»»

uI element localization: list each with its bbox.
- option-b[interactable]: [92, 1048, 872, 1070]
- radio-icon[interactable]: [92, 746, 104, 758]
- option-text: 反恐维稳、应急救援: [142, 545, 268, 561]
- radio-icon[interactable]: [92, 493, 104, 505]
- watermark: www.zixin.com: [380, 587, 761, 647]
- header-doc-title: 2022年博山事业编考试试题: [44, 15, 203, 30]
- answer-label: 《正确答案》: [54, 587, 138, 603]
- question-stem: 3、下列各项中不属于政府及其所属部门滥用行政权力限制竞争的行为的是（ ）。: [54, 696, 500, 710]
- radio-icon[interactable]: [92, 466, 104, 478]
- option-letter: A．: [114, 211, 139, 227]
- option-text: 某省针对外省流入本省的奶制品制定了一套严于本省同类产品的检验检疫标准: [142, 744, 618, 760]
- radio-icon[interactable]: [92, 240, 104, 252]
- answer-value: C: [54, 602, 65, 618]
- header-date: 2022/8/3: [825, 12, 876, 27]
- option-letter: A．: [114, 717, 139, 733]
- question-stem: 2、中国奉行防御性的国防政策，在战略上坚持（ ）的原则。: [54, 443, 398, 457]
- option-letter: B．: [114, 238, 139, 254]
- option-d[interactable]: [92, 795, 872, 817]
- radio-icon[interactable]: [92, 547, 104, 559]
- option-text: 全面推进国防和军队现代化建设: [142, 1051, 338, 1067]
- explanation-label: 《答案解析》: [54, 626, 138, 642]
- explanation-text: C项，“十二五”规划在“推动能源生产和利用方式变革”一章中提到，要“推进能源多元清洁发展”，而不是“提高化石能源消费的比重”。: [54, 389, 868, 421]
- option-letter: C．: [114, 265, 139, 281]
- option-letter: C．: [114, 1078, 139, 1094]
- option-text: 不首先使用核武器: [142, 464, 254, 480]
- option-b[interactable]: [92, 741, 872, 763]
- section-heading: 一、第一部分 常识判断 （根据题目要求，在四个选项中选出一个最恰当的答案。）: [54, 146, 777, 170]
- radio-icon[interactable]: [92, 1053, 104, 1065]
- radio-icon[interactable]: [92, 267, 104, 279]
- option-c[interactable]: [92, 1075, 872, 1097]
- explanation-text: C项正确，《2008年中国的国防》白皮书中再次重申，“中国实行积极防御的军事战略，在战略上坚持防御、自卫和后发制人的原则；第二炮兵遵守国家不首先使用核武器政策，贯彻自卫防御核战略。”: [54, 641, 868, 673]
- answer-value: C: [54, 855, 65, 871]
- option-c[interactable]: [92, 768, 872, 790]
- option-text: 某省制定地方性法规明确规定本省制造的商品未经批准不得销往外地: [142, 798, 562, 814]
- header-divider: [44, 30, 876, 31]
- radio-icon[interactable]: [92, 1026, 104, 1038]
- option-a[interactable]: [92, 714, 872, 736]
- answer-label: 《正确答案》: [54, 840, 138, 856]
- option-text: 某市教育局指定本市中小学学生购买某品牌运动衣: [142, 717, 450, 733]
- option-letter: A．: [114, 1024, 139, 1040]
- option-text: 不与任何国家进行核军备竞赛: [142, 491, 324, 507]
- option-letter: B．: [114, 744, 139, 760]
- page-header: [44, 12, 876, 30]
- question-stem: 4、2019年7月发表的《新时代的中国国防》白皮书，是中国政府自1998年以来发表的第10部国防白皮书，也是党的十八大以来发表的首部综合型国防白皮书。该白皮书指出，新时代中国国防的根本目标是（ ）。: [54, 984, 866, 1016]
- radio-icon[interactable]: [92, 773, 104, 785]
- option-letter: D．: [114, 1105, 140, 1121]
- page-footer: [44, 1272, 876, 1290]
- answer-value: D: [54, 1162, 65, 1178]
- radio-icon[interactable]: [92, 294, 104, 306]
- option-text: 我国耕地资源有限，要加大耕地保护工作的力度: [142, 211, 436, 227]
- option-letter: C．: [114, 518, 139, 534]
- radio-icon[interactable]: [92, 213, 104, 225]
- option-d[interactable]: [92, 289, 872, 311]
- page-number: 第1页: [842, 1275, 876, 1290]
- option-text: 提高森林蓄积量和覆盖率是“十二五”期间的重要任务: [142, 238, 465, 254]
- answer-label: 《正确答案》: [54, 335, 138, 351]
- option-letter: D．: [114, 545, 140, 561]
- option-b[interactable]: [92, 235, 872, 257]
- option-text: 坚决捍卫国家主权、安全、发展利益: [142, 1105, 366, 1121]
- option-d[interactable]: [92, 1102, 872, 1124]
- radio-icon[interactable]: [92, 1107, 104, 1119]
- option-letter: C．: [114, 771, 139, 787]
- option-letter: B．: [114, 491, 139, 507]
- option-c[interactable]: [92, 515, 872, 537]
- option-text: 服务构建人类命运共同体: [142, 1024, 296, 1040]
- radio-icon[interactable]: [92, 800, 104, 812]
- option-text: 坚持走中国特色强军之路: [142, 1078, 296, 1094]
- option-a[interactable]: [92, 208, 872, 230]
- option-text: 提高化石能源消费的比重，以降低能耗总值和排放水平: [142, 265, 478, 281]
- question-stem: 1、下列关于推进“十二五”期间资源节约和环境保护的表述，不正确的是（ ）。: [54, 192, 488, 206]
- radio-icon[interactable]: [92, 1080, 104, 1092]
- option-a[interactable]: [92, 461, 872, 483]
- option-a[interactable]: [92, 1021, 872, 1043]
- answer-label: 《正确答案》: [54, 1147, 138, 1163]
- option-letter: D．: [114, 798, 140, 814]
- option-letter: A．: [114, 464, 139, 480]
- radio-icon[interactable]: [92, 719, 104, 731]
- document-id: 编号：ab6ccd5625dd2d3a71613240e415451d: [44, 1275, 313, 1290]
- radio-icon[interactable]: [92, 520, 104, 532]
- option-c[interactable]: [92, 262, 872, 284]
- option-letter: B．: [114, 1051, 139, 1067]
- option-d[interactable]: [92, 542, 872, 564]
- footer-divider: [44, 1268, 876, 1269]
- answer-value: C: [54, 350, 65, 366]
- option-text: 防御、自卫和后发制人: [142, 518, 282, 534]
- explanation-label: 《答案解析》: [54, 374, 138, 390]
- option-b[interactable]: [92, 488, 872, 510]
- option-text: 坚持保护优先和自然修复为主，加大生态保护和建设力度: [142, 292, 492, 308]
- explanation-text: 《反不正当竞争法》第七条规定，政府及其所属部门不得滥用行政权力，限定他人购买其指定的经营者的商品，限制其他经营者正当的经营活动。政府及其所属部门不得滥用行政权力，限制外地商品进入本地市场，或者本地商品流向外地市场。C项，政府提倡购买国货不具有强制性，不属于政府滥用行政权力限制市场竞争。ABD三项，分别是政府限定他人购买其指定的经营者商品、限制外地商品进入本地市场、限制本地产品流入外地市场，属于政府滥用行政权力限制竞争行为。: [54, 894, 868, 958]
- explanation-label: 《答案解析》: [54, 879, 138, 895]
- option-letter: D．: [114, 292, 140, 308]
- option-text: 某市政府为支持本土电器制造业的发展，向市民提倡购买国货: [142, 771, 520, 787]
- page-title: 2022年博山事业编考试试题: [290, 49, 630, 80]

««

Tally the lines in the records that contain the string "divider", matching case exactly. Reply with the number alone.

2